Task details: Can you print the data exactly and leave out each image?

**** Exercise material ****

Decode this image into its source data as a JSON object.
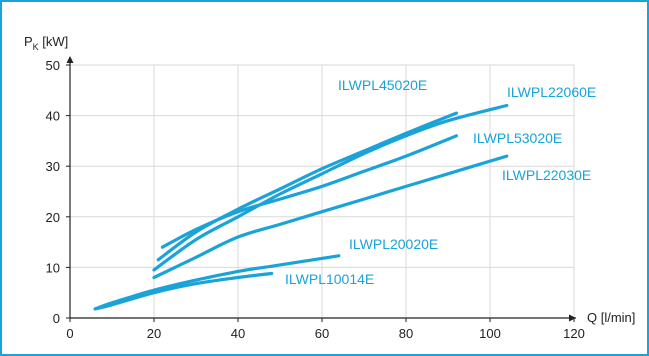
{
  "chart_data": {
    "type": "line",
    "xlabel": "Q [l/min]",
    "ylabel_main": "P",
    "ylabel_sub": "K",
    "ylabel_unit": " [kW]",
    "xlim": [
      0,
      120
    ],
    "ylim": [
      0,
      50
    ],
    "x_ticks": [
      0,
      20,
      40,
      60,
      80,
      100,
      120
    ],
    "y_ticks": [
      0,
      10,
      20,
      30,
      40,
      50
    ],
    "grid": true,
    "line_color": "#1aa3d9",
    "frame_color": "#1aa3d9",
    "series": [
      {
        "name": "ILWPL45020E",
        "x": [
          21,
          30,
          40,
          50,
          60,
          70,
          80,
          92
        ],
        "y": [
          11.5,
          17.0,
          21.5,
          25.5,
          29.5,
          33.0,
          36.5,
          40.5
        ]
      },
      {
        "name": "ILWPL22060E",
        "x": [
          20,
          30,
          40,
          50,
          60,
          70,
          80,
          90,
          104
        ],
        "y": [
          9.5,
          15.5,
          20.0,
          24.5,
          28.5,
          32.5,
          36.0,
          39.0,
          42.0
        ]
      },
      {
        "name": "ILWPL53020E",
        "x": [
          22,
          30,
          40,
          50,
          60,
          70,
          80,
          92
        ],
        "y": [
          14.0,
          17.5,
          21.0,
          23.5,
          26.0,
          29.0,
          32.0,
          36.0
        ]
      },
      {
        "name": "ILWPL22030E",
        "x": [
          20,
          30,
          40,
          50,
          60,
          70,
          80,
          90,
          104
        ],
        "y": [
          8.0,
          12.0,
          16.0,
          18.5,
          21.0,
          23.5,
          26.0,
          28.5,
          32.0
        ]
      },
      {
        "name": "ILWPL20020E",
        "x": [
          6,
          10,
          20,
          30,
          40,
          50,
          64
        ],
        "y": [
          1.8,
          3.0,
          5.5,
          7.5,
          9.2,
          10.5,
          12.3
        ]
      },
      {
        "name": "ILWPL10014E",
        "x": [
          6,
          10,
          20,
          30,
          40,
          48
        ],
        "y": [
          1.8,
          2.6,
          5.0,
          6.8,
          8.0,
          8.8
        ]
      }
    ]
  }
}
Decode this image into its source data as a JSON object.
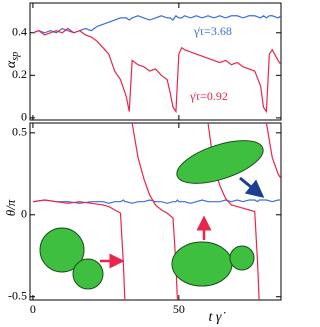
{
  "chart_data": [
    {
      "type": "line",
      "ylabel": "α",
      "ylabel_sub": "sp",
      "annotations": [
        "γ̇τ=3.68",
        "γ̇τ=0.92"
      ],
      "x": [
        0,
        2,
        4,
        6,
        8,
        10,
        12,
        14,
        16,
        18,
        20,
        22,
        24,
        26,
        28,
        30,
        32,
        33,
        34,
        36,
        38,
        40,
        42,
        44,
        46,
        47,
        48,
        49,
        50,
        51,
        52,
        54,
        56,
        58,
        60,
        62,
        64,
        66,
        68,
        70,
        72,
        74,
        76,
        78,
        79,
        80,
        81,
        82,
        84,
        85
      ],
      "xlim": [
        -1,
        85
      ],
      "xticks": [
        0,
        50
      ],
      "ylim": [
        -0.01,
        0.54
      ],
      "yticks": [
        0,
        0.2,
        0.4
      ],
      "series": [
        {
          "name": "γ̇τ=3.68",
          "color": "#3b6fd9",
          "values": [
            0.4,
            0.41,
            0.4,
            0.41,
            0.4,
            0.42,
            0.41,
            0.4,
            0.41,
            0.42,
            0.41,
            0.43,
            0.44,
            0.45,
            0.46,
            0.47,
            0.47,
            0.46,
            0.47,
            0.48,
            0.47,
            0.46,
            0.47,
            0.48,
            0.47,
            0.47,
            0.46,
            0.48,
            0.47,
            0.47,
            0.48,
            0.47,
            0.48,
            0.47,
            0.48,
            0.47,
            0.48,
            0.47,
            0.48,
            0.48,
            0.47,
            0.48,
            0.48,
            0.47,
            0.48,
            0.47,
            0.48,
            0.48,
            0.47,
            0.48
          ]
        },
        {
          "name": "γ̇τ=0.92",
          "color": "#e8264a",
          "values": [
            0.4,
            0.41,
            0.39,
            0.4,
            0.41,
            0.4,
            0.42,
            0.4,
            0.41,
            0.39,
            0.38,
            0.36,
            0.33,
            0.3,
            0.22,
            0.18,
            0.1,
            0.03,
            0.27,
            0.25,
            0.24,
            0.22,
            0.23,
            0.2,
            0.18,
            0.12,
            0.05,
            0.03,
            0.3,
            0.33,
            0.32,
            0.31,
            0.3,
            0.29,
            0.28,
            0.27,
            0.26,
            0.27,
            0.25,
            0.26,
            0.24,
            0.23,
            0.22,
            0.15,
            0.05,
            0.03,
            0.3,
            0.32,
            0.27,
            0.25
          ]
        }
      ]
    },
    {
      "type": "line",
      "ylabel": "θ/π",
      "xlabel": "t γ̇",
      "x": [
        0,
        4,
        8,
        12,
        16,
        20,
        24,
        26,
        28,
        30,
        31,
        31.5,
        32,
        34,
        36,
        38,
        40,
        42,
        44,
        46,
        48,
        49,
        49.5,
        50,
        52,
        54,
        56,
        58,
        60,
        62,
        64,
        66,
        68,
        70,
        72,
        74,
        76,
        77,
        77.5,
        78,
        80,
        82,
        84,
        85
      ],
      "xlim": [
        -1,
        85
      ],
      "xticks": [
        0,
        50
      ],
      "ylim": [
        -0.52,
        0.56
      ],
      "yticks": [
        -0.5,
        0,
        0.5
      ],
      "series": [
        {
          "name": "γ̇τ=3.68",
          "color": "#3b6fd9",
          "values": [
            0.08,
            0.09,
            0.08,
            0.08,
            0.07,
            0.08,
            0.08,
            0.07,
            0.08,
            0.08,
            0.09,
            0.08,
            0.08,
            0.07,
            0.08,
            0.08,
            0.09,
            0.08,
            0.08,
            0.07,
            0.08,
            0.08,
            0.09,
            0.08,
            0.08,
            0.07,
            0.08,
            0.09,
            0.08,
            0.08,
            0.08,
            0.09,
            0.08,
            0.09,
            0.08,
            0.09,
            0.09,
            0.08,
            0.09,
            0.09,
            0.09,
            0.08,
            0.09,
            0.09
          ]
        },
        {
          "name": "γ̇τ=0.92",
          "color": "#e8264a",
          "values": [
            0.08,
            0.09,
            0.08,
            0.07,
            0.08,
            0.07,
            0.06,
            0.05,
            0.03,
            0.01,
            -0.3,
            -0.52,
            null,
            0.56,
            0.35,
            0.22,
            0.12,
            0.06,
            0.03,
            0.01,
            -0.02,
            -0.3,
            -0.52,
            null,
            null,
            null,
            null,
            null,
            0.56,
            0.3,
            0.18,
            0.1,
            0.06,
            0.05,
            0.04,
            0.03,
            0.02,
            -0.3,
            -0.52,
            null,
            0.56,
            0.35,
            0.25,
            0.22
          ]
        }
      ]
    }
  ]
}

****

Answer:
Decode this image into its source data as a JSON object.
{
  "chart_data": {
    "type": "line",
    "xlabel": "Q [l/min]",
    "ylabel_main": "P",
    "ylabel_sub": "K",
    "ylabel_unit": " [kW]",
    "xlim": [
      0,
      120
    ],
    "ylim": [
      0,
      50
    ],
    "x_ticks": [
      0,
      20,
      40,
      60,
      80,
      100,
      120
    ],
    "y_ticks": [
      0,
      10,
      20,
      30,
      40,
      50
    ],
    "grid": true,
    "line_color": "#1aa3d9",
    "frame_color": "#1aa3d9",
    "series": [
      {
        "name": "ILWPL45020E",
        "x": [
          21,
          30,
          40,
          50,
          60,
          70,
          80,
          92
        ],
        "y": [
          11.5,
          17.0,
          21.5,
          25.5,
          29.5,
          33.0,
          36.5,
          40.5
        ]
      },
      {
        "name": "ILWPL22060E",
        "x": [
          20,
          30,
          40,
          50,
          60,
          70,
          80,
          90,
          104
        ],
        "y": [
          9.5,
          15.5,
          20.0,
          24.5,
          28.5,
          32.5,
          36.0,
          39.0,
          42.0
        ]
      },
      {
        "name": "ILWPL53020E",
        "x": [
          22,
          30,
          40,
          50,
          60,
          70,
          80,
          92
        ],
        "y": [
          14.0,
          17.5,
          21.0,
          23.5,
          26.0,
          29.0,
          32.0,
          36.0
        ]
      },
      {
        "name": "ILWPL22030E",
        "x": [
          20,
          30,
          40,
          50,
          60,
          70,
          80,
          90,
          104
        ],
        "y": [
          8.0,
          12.0,
          16.0,
          18.5,
          21.0,
          23.5,
          26.0,
          28.5,
          32.0
        ]
      },
      {
        "name": "ILWPL20020E",
        "x": [
          6,
          10,
          20,
          30,
          40,
          50,
          64
        ],
        "y": [
          1.8,
          3.0,
          5.5,
          7.5,
          9.2,
          10.5,
          12.3
        ]
      },
      {
        "name": "ILWPL10014E",
        "x": [
          6,
          10,
          20,
          30,
          40,
          48
        ],
        "y": [
          1.8,
          2.6,
          5.0,
          6.8,
          8.0,
          8.8
        ]
      }
    ]
  }
}
Decode this image into its source data as a JSON object.
{
  "chart_data": [
    {
      "type": "line",
      "ylabel": "α",
      "ylabel_sub": "sp",
      "annotations": [
        "γ̇τ=3.68",
        "γ̇τ=0.92"
      ],
      "x": [
        0,
        2,
        4,
        6,
        8,
        10,
        12,
        14,
        16,
        18,
        20,
        22,
        24,
        26,
        28,
        30,
        32,
        33,
        34,
        36,
        38,
        40,
        42,
        44,
        46,
        47,
        48,
        49,
        50,
        51,
        52,
        54,
        56,
        58,
        60,
        62,
        64,
        66,
        68,
        70,
        72,
        74,
        76,
        78,
        79,
        80,
        81,
        82,
        84,
        85
      ],
      "xlim": [
        -1,
        85
      ],
      "xticks": [
        0,
        50
      ],
      "ylim": [
        -0.01,
        0.54
      ],
      "yticks": [
        0,
        0.2,
        0.4
      ],
      "series": [
        {
          "name": "γ̇τ=3.68",
          "color": "#3b6fd9",
          "values": [
            0.4,
            0.41,
            0.4,
            0.41,
            0.4,
            0.42,
            0.41,
            0.4,
            0.41,
            0.42,
            0.41,
            0.43,
            0.44,
            0.45,
            0.46,
            0.47,
            0.47,
            0.46,
            0.47,
            0.48,
            0.47,
            0.46,
            0.47,
            0.48,
            0.47,
            0.47,
            0.46,
            0.48,
            0.47,
            0.47,
            0.48,
            0.47,
            0.48,
            0.47,
            0.48,
            0.47,
            0.48,
            0.47,
            0.48,
            0.48,
            0.47,
            0.48,
            0.48,
            0.47,
            0.48,
            0.47,
            0.48,
            0.48,
            0.47,
            0.48
          ]
        },
        {
          "name": "γ̇τ=0.92",
          "color": "#e8264a",
          "values": [
            0.4,
            0.41,
            0.39,
            0.4,
            0.41,
            0.4,
            0.42,
            0.4,
            0.41,
            0.39,
            0.38,
            0.36,
            0.33,
            0.3,
            0.22,
            0.18,
            0.1,
            0.03,
            0.27,
            0.25,
            0.24,
            0.22,
            0.23,
            0.2,
            0.18,
            0.12,
            0.05,
            0.03,
            0.3,
            0.33,
            0.32,
            0.31,
            0.3,
            0.29,
            0.28,
            0.27,
            0.26,
            0.27,
            0.25,
            0.26,
            0.24,
            0.23,
            0.22,
            0.15,
            0.05,
            0.03,
            0.3,
            0.32,
            0.27,
            0.25
          ]
        }
      ]
    },
    {
      "type": "line",
      "ylabel": "θ/π",
      "xlabel": "t γ̇",
      "x": [
        0,
        4,
        8,
        12,
        16,
        20,
        24,
        26,
        28,
        30,
        31,
        31.5,
        32,
        34,
        36,
        38,
        40,
        42,
        44,
        46,
        48,
        49,
        49.5,
        50,
        52,
        54,
        56,
        58,
        60,
        62,
        64,
        66,
        68,
        70,
        72,
        74,
        76,
        77,
        77.5,
        78,
        80,
        82,
        84,
        85
      ],
      "xlim": [
        -1,
        85
      ],
      "xticks": [
        0,
        50
      ],
      "ylim": [
        -0.52,
        0.56
      ],
      "yticks": [
        -0.5,
        0,
        0.5
      ],
      "series": [
        {
          "name": "γ̇τ=3.68",
          "color": "#3b6fd9",
          "values": [
            0.08,
            0.09,
            0.08,
            0.08,
            0.07,
            0.08,
            0.08,
            0.07,
            0.08,
            0.08,
            0.09,
            0.08,
            0.08,
            0.07,
            0.08,
            0.08,
            0.09,
            0.08,
            0.08,
            0.07,
            0.08,
            0.08,
            0.09,
            0.08,
            0.08,
            0.07,
            0.08,
            0.09,
            0.08,
            0.08,
            0.08,
            0.09,
            0.08,
            0.09,
            0.08,
            0.09,
            0.09,
            0.08,
            0.09,
            0.09,
            0.09,
            0.08,
            0.09,
            0.09
          ]
        },
        {
          "name": "γ̇τ=0.92",
          "color": "#e8264a",
          "values": [
            0.08,
            0.09,
            0.08,
            0.07,
            0.08,
            0.07,
            0.06,
            0.05,
            0.03,
            0.01,
            -0.3,
            -0.52,
            null,
            0.56,
            0.35,
            0.22,
            0.12,
            0.06,
            0.03,
            0.01,
            -0.02,
            -0.3,
            -0.52,
            null,
            null,
            null,
            null,
            null,
            0.56,
            0.3,
            0.18,
            0.1,
            0.06,
            0.05,
            0.04,
            0.03,
            0.02,
            -0.3,
            -0.52,
            null,
            0.56,
            0.35,
            0.25,
            0.22
          ]
        }
      ]
    }
  ]
}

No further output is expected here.